- TASK GOAL: Print all the records exactly, please.

- RECORDS TO USE:
************

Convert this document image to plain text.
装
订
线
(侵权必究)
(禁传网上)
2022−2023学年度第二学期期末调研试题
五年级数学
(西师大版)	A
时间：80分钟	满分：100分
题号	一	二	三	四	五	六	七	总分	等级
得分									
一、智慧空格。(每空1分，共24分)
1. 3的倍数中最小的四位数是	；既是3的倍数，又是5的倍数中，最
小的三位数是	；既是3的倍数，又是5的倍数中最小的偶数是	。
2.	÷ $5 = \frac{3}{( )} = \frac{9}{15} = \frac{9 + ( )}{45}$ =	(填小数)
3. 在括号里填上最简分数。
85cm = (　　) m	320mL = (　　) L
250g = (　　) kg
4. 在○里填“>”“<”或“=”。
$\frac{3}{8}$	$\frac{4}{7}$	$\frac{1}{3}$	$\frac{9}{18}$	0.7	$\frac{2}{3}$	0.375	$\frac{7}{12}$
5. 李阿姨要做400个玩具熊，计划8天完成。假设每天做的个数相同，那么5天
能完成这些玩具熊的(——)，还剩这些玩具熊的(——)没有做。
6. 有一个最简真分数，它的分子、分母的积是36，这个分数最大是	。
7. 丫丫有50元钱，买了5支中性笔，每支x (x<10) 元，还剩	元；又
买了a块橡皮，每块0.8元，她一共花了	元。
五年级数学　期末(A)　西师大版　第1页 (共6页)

************

- WRITTEN REPLY:
Convert this document image to plain text.
装
订
线
(侵权必究)
(禁传网上)
2022−2023学年度第二学期期末调研试题
五年级数学
(西师大版)	A
时间：80分钟	满分：100分
题号	一	二	三	四	五	六	七	总分	等级
得分									
一、智慧空格。(每空1分，共24分)
1. 3的倍数中最小的四位数是	；既是3的倍数，又是5的倍数中，最
小的三位数是	；既是3的倍数，又是5的倍数中最小的偶数是	。
2.	÷ $5 = \frac{3}{( )} = \frac{9}{15} = \frac{9 + ( )}{45}$ =	(填小数)
3. 在括号里填上最简分数。
85cm = (　　) m	320mL = (　　) L
250g = (　　) kg
4. 在○里填“>”“<”或“=”。
$\frac{3}{8}$	$\frac{4}{7}$	$\frac{1}{3}$	$\frac{9}{18}$	0.7	$\frac{2}{3}$	0.375	$\frac{7}{12}$
5. 李阿姨要做400个玩具熊，计划8天完成。假设每天做的个数相同，那么5天
能完成这些玩具熊的(——)，还剩这些玩具熊的(——)没有做。
6. 有一个最简真分数，它的分子、分母的积是36，这个分数最大是	。
7. 丫丫有50元钱，买了5支中性笔，每支x (x<10) 元，还剩	元；又
买了a块橡皮，每块0.8元，她一共花了	元。
五年级数学　期末(A)　西师大版　第1页 (共6页)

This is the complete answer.